--- WRITTEN INSTRUCTION ---
Return exactly the lines of the data below, from the one that contains "Give me the" through the final line, and leave out every picture.

(Extracts from a graphics dataset)
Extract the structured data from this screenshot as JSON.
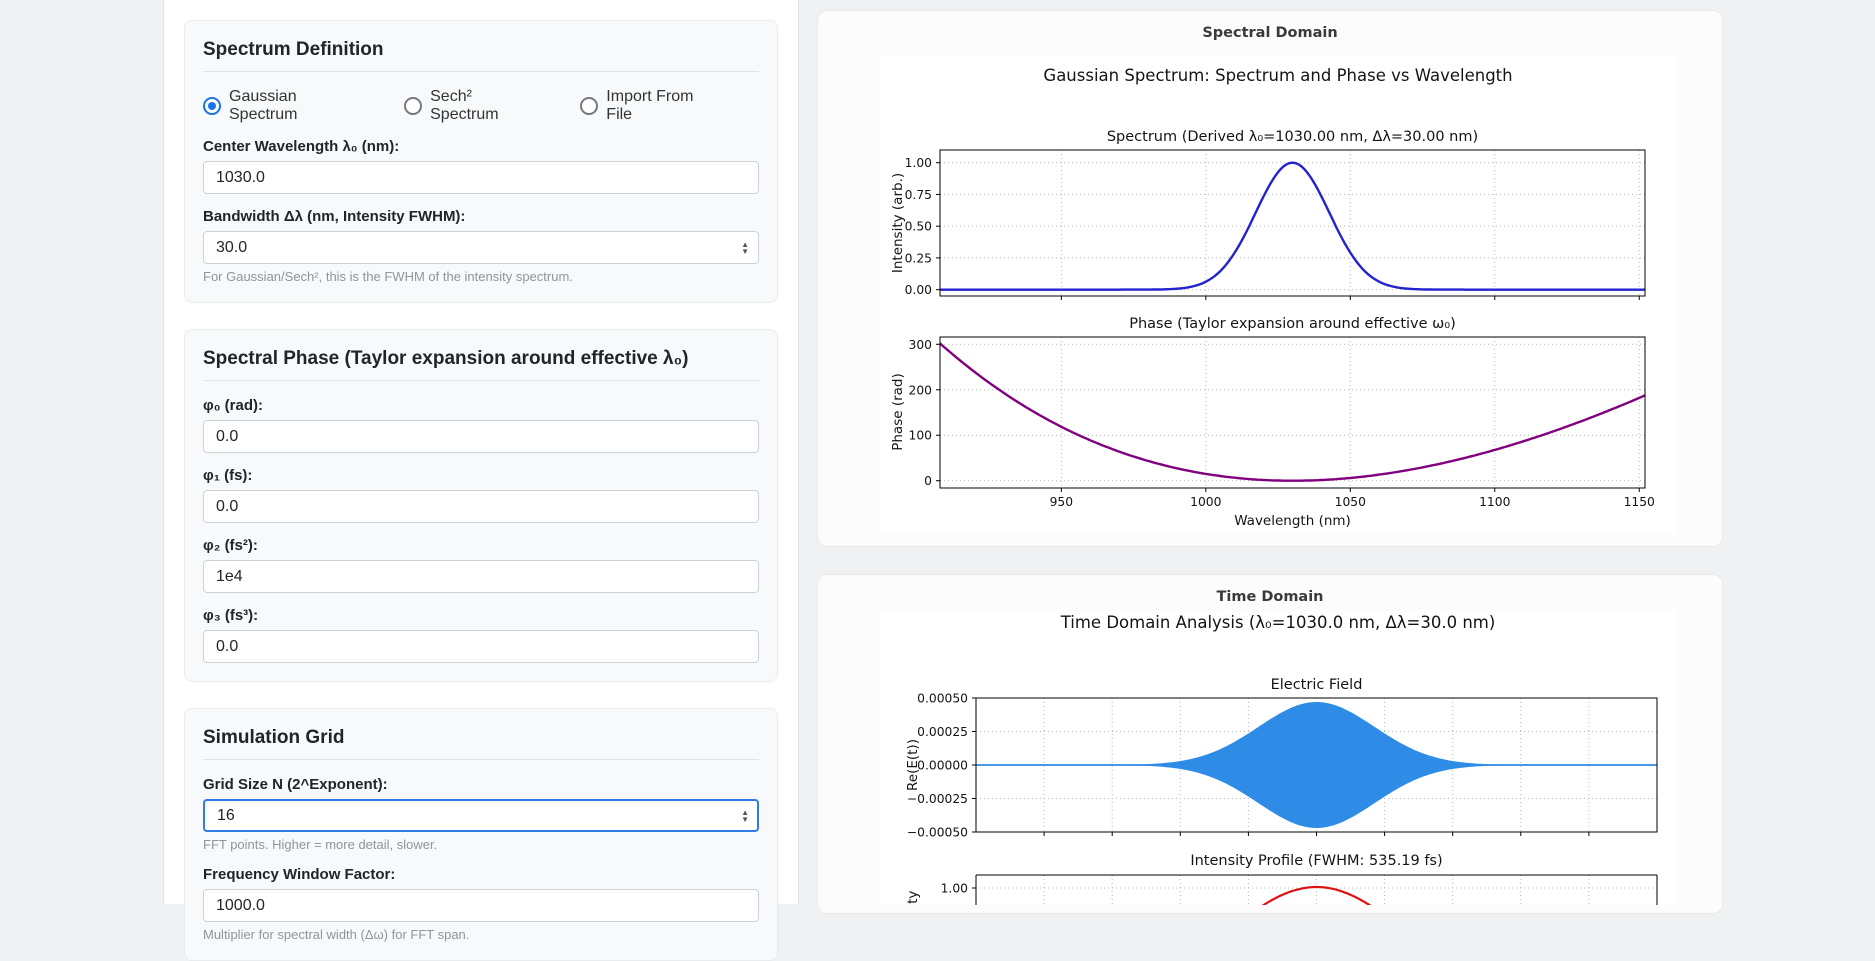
{
  "left_panel": {
    "spectrum_definition": {
      "title": "Spectrum Definition",
      "radios": [
        {
          "label": "Gaussian Spectrum",
          "selected": true
        },
        {
          "label": "Sech² Spectrum",
          "selected": false
        },
        {
          "label": "Import From File",
          "selected": false
        }
      ],
      "center_wavelength": {
        "label": "Center Wavelength λ₀ (nm):",
        "value": "1030.0"
      },
      "bandwidth": {
        "label": "Bandwidth Δλ (nm, Intensity FWHM):",
        "value": "30.0",
        "help": "For Gaussian/Sech², this is the FWHM of the intensity spectrum."
      }
    },
    "spectral_phase": {
      "title": "Spectral Phase (Taylor expansion around effective λ₀)",
      "phi0": {
        "label": "φ₀ (rad):",
        "value": "0.0"
      },
      "phi1": {
        "label": "φ₁ (fs):",
        "value": "0.0"
      },
      "phi2": {
        "label": "φ₂ (fs²):",
        "value": "1e4"
      },
      "phi3": {
        "label": "φ₃ (fs³):",
        "value": "0.0"
      }
    },
    "simulation_grid": {
      "title": "Simulation Grid",
      "grid_size": {
        "label": "Grid Size N (2^Exponent):",
        "value": "16",
        "help": "FFT points. Higher = more detail, slower."
      },
      "freq_window": {
        "label": "Frequency Window Factor:",
        "value": "1000.0",
        "help": "Multiplier for spectral width (Δω) for FFT span."
      }
    }
  },
  "chart_data": [
    {
      "panel": "Spectral Domain",
      "type": "line",
      "figure_title": "Gaussian Spectrum: Spectrum and Phase vs Wavelength",
      "subplots": [
        {
          "title": "Spectrum (Derived λ₀=1030.00 nm, Δλ=30.00 nm)",
          "ylabel": "Intensity (arb.)",
          "yticks": [
            0,
            0.25,
            0.5,
            0.75,
            1.0
          ],
          "ytick_labels": [
            "0.00",
            "0.25",
            "0.50",
            "0.75",
            "1.00"
          ],
          "ylim": [
            -0.05,
            1.1
          ],
          "xlim": [
            908,
            1152
          ],
          "xticks": [
            950,
            1000,
            1050,
            1100,
            1150
          ],
          "grid": true,
          "series": [
            {
              "name": "spectrum",
              "kind": "gaussian",
              "center_nm": 1030,
              "fwhm_nm": 30,
              "peak": 1.0,
              "color": "#2323cf"
            }
          ]
        },
        {
          "title": "Phase (Taylor expansion around effective ω₀)",
          "ylabel": "Phase (rad)",
          "xlabel": "Wavelength (nm)",
          "yticks": [
            0,
            100,
            200,
            300
          ],
          "ytick_labels": [
            "0",
            "100",
            "200",
            "300"
          ],
          "ylim": [
            -16,
            316
          ],
          "xlim": [
            908,
            1152
          ],
          "xticks": [
            950,
            1000,
            1050,
            1100,
            1150
          ],
          "xtick_labels": [
            "950",
            "1000",
            "1050",
            "1100",
            "1150"
          ],
          "grid": true,
          "series": [
            {
              "name": "phase",
              "kind": "gdd_parabola",
              "center_nm": 1030,
              "gdd_fs2": 10000,
              "color": "#800080"
            }
          ]
        }
      ]
    },
    {
      "panel": "Time Domain",
      "type": "line",
      "figure_title": "Time Domain Analysis (λ₀=1030.0 nm, Δλ=30.0 nm)",
      "subplots": [
        {
          "title": "Electric Field",
          "ylabel": "Re(E(t))",
          "ytick_labels": [
            "0.00050",
            "0.00025",
            "0.00000",
            "−0.00025",
            "−0.00050"
          ],
          "ylim": [
            -0.0005,
            0.0005
          ],
          "grid": true,
          "series": [
            {
              "name": "field",
              "kind": "field_envelope",
              "peak": 0.00047,
              "color": "#2e8ce6"
            }
          ]
        },
        {
          "title": "Intensity Profile (FWHM: 535.19 fs)",
          "ylabel": "Intensity",
          "fwhm_fs": 535.19,
          "ytick_labels": [
            "1.00"
          ],
          "grid": true,
          "series": [
            {
              "name": "intensity",
              "kind": "gaussian_peak",
              "peak": 1.0,
              "color": "#dc1414"
            }
          ]
        }
      ]
    }
  ]
}
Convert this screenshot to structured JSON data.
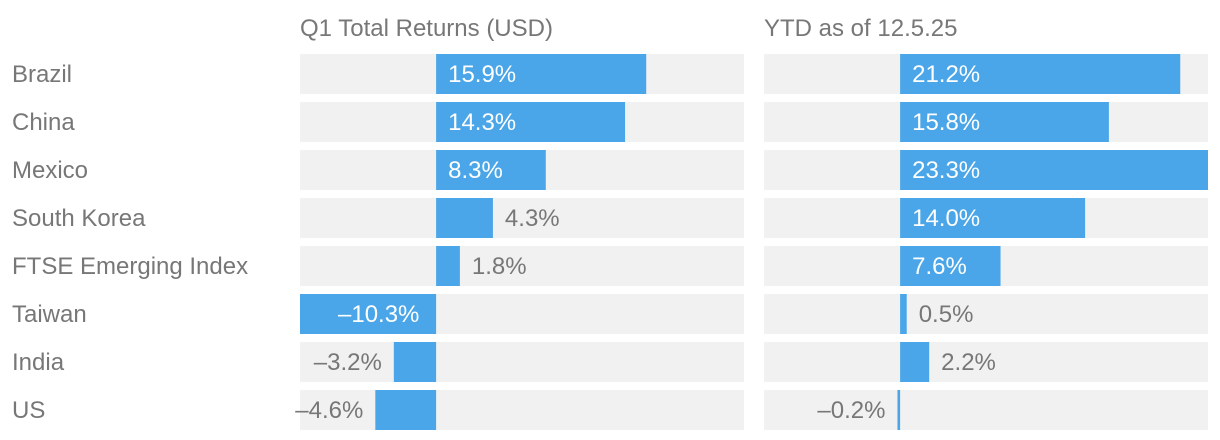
{
  "colors": {
    "bar": "#4aa6e8",
    "track": "#f1f1f1",
    "text_muted": "#777777",
    "text_on_bar": "#ffffff"
  },
  "chart_data": {
    "type": "bar",
    "orientation": "horizontal",
    "categories": [
      "Brazil",
      "China",
      "Mexico",
      "South Korea",
      "FTSE Emerging Index",
      "Taiwan",
      "India",
      "US"
    ],
    "panels": [
      {
        "title": "Q1 Total Returns (USD)",
        "values": [
          15.9,
          14.3,
          8.3,
          4.3,
          1.8,
          -10.3,
          -3.2,
          -4.6
        ],
        "labels": [
          "15.9%",
          "14.3%",
          "8.3%",
          "4.3%",
          "1.8%",
          "–10.3%",
          "–3.2%",
          "–4.6%"
        ],
        "xlim": [
          -10.3,
          23.3
        ]
      },
      {
        "title": "YTD as of 12.5.25",
        "values": [
          21.2,
          15.8,
          23.3,
          14.0,
          7.6,
          0.5,
          2.2,
          -0.2
        ],
        "labels": [
          "21.2%",
          "15.8%",
          "23.3%",
          "14.0%",
          "7.6%",
          "0.5%",
          "2.2%",
          "–0.2%"
        ],
        "xlim": [
          -10.3,
          23.3
        ]
      }
    ],
    "grid": false,
    "legend": "none"
  }
}
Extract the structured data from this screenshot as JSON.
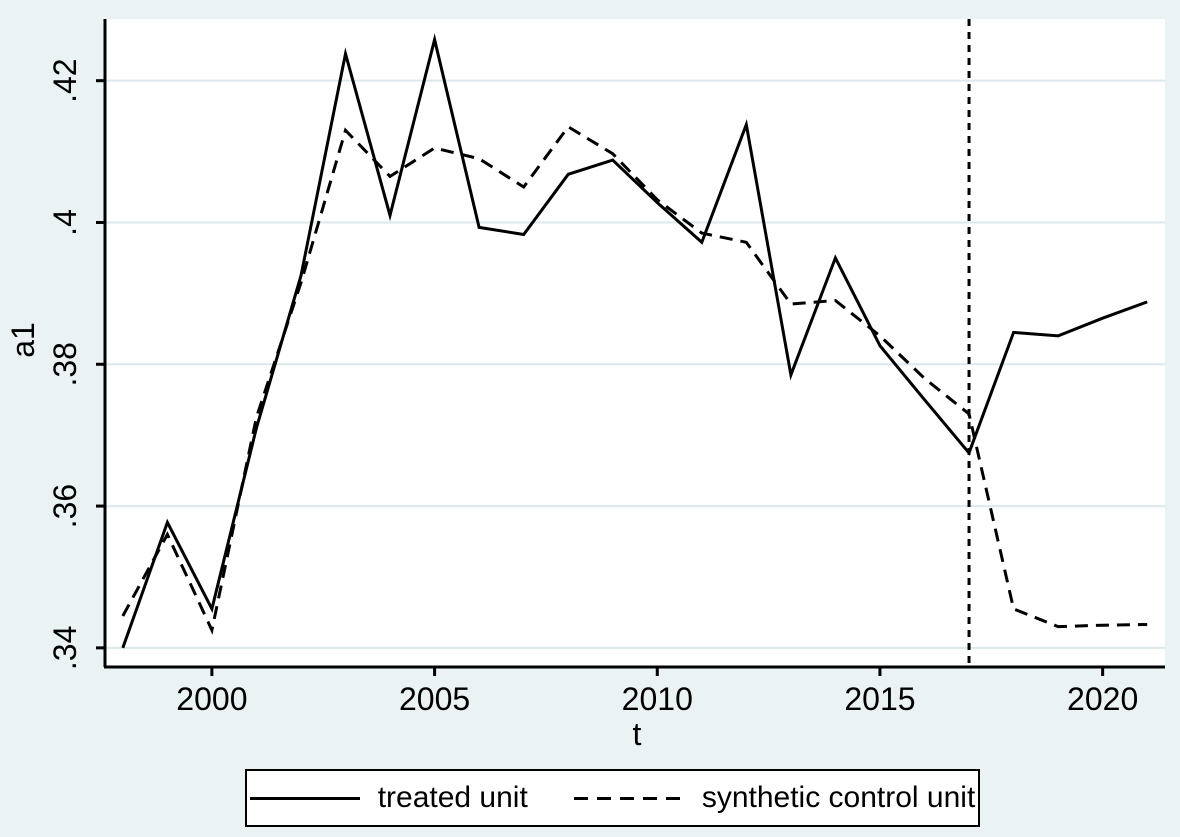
{
  "figure": {
    "background_color": "#EAF2F3",
    "plot_background_color": "#FFFFFF",
    "grid_color": "#DCE8EB",
    "axis_color": "#000000",
    "line_color": "#000000"
  },
  "chart_data": {
    "type": "line",
    "title": "",
    "xlabel": "t",
    "ylabel": "a1",
    "grid": "horizontal",
    "legend_position": "bottom",
    "x": [
      1998,
      1999,
      2000,
      2001,
      2002,
      2003,
      2004,
      2005,
      2006,
      2007,
      2008,
      2009,
      2010,
      2011,
      2012,
      2013,
      2014,
      2015,
      2016,
      2017,
      2018,
      2019,
      2020,
      2021
    ],
    "series": [
      {
        "name": "treated unit",
        "style": "solid",
        "values": [
          0.34,
          0.3577,
          0.3455,
          0.371,
          0.3925,
          0.4238,
          0.401,
          0.4258,
          0.3993,
          0.3983,
          0.4068,
          0.4088,
          0.4028,
          0.3972,
          0.4138,
          0.3785,
          0.395,
          0.3826,
          0.375,
          0.3675,
          0.3845,
          0.384,
          0.3865,
          0.3888
        ]
      },
      {
        "name": "synthetic control unit",
        "style": "dashed",
        "values": [
          0.3445,
          0.356,
          0.3425,
          0.3725,
          0.3915,
          0.413,
          0.4065,
          0.4105,
          0.409,
          0.405,
          0.4135,
          0.4097,
          0.4032,
          0.3985,
          0.3972,
          0.3885,
          0.389,
          0.384,
          0.378,
          0.373,
          0.3455,
          0.343,
          0.3432,
          0.3433
        ]
      }
    ],
    "treatment_line": {
      "x": 2017,
      "style": "dotted"
    },
    "x_ticks": [
      2000,
      2005,
      2010,
      2015,
      2020
    ],
    "x_tick_labels": [
      "2000",
      "2005",
      "2010",
      "2015",
      "2020"
    ],
    "y_ticks": [
      0.34,
      0.36,
      0.38,
      0.4,
      0.42
    ],
    "y_tick_labels": [
      ".34",
      ".36",
      ".38",
      ".4",
      ".42"
    ],
    "x_domain": [
      1997.6,
      2021.4
    ],
    "y_domain": [
      0.3373,
      0.4287
    ]
  },
  "legend": {
    "items": [
      {
        "label": "treated unit",
        "line": "solid"
      },
      {
        "label": "synthetic control unit",
        "line": "dashed"
      }
    ]
  }
}
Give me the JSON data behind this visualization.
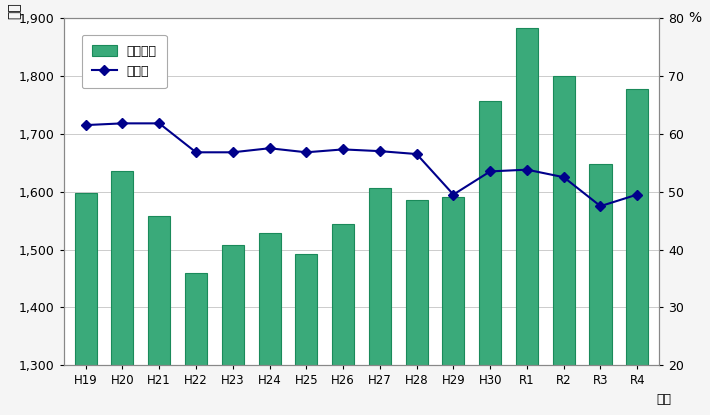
{
  "categories": [
    "H19",
    "H20",
    "H21",
    "H22",
    "H23",
    "H24",
    "H25",
    "H26",
    "H27",
    "H28",
    "H29",
    "H30",
    "R1",
    "R2",
    "R3",
    "R4"
  ],
  "bar_values": [
    1597,
    1635,
    1558,
    1460,
    1508,
    1528,
    1493,
    1545,
    1607,
    1585,
    1590,
    1757,
    1883,
    1800,
    1648,
    1778
  ],
  "line_values": [
    61.5,
    61.8,
    61.8,
    56.8,
    56.8,
    57.5,
    56.8,
    57.3,
    57.0,
    56.5,
    49.5,
    53.5,
    53.8,
    52.5,
    47.5,
    49.5
  ],
  "bar_color": "#3aaa7a",
  "bar_edge_color": "#1a8a5a",
  "line_color": "#00008B",
  "marker_color": "#00008B",
  "ylim_left": [
    1300,
    1900
  ],
  "ylim_right": [
    20,
    80
  ],
  "yticks_left": [
    1300,
    1400,
    1500,
    1600,
    1700,
    1800,
    1900
  ],
  "yticks_right": [
    20,
    30,
    40,
    50,
    60,
    70,
    80
  ],
  "ylabel_left": "億円",
  "ylabel_right": "%",
  "xlabel": "年度",
  "legend_bar": "自主財源",
  "legend_line": "構成比",
  "bg_color": "#f5f5f5",
  "plot_bg_color": "#ffffff"
}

--- OUTPUT BELOW ---
Give me the JSON data behind this visualization.
{
  "categories": [
    "H19",
    "H20",
    "H21",
    "H22",
    "H23",
    "H24",
    "H25",
    "H26",
    "H27",
    "H28",
    "H29",
    "H30",
    "R1",
    "R2",
    "R3",
    "R4"
  ],
  "bar_values": [
    1597,
    1635,
    1558,
    1460,
    1508,
    1528,
    1493,
    1545,
    1607,
    1585,
    1590,
    1757,
    1883,
    1800,
    1648,
    1778
  ],
  "line_values": [
    61.5,
    61.8,
    61.8,
    56.8,
    56.8,
    57.5,
    56.8,
    57.3,
    57.0,
    56.5,
    49.5,
    53.5,
    53.8,
    52.5,
    47.5,
    49.5
  ],
  "bar_color": "#3aaa7a",
  "bar_edge_color": "#1a8a5a",
  "line_color": "#00008B",
  "marker_color": "#00008B",
  "ylim_left": [
    1300,
    1900
  ],
  "ylim_right": [
    20,
    80
  ],
  "yticks_left": [
    1300,
    1400,
    1500,
    1600,
    1700,
    1800,
    1900
  ],
  "yticks_right": [
    20,
    30,
    40,
    50,
    60,
    70,
    80
  ],
  "ylabel_left": "億円",
  "ylabel_right": "%",
  "xlabel": "年度",
  "legend_bar": "自主財源",
  "legend_line": "構成比",
  "bg_color": "#f5f5f5",
  "plot_bg_color": "#ffffff"
}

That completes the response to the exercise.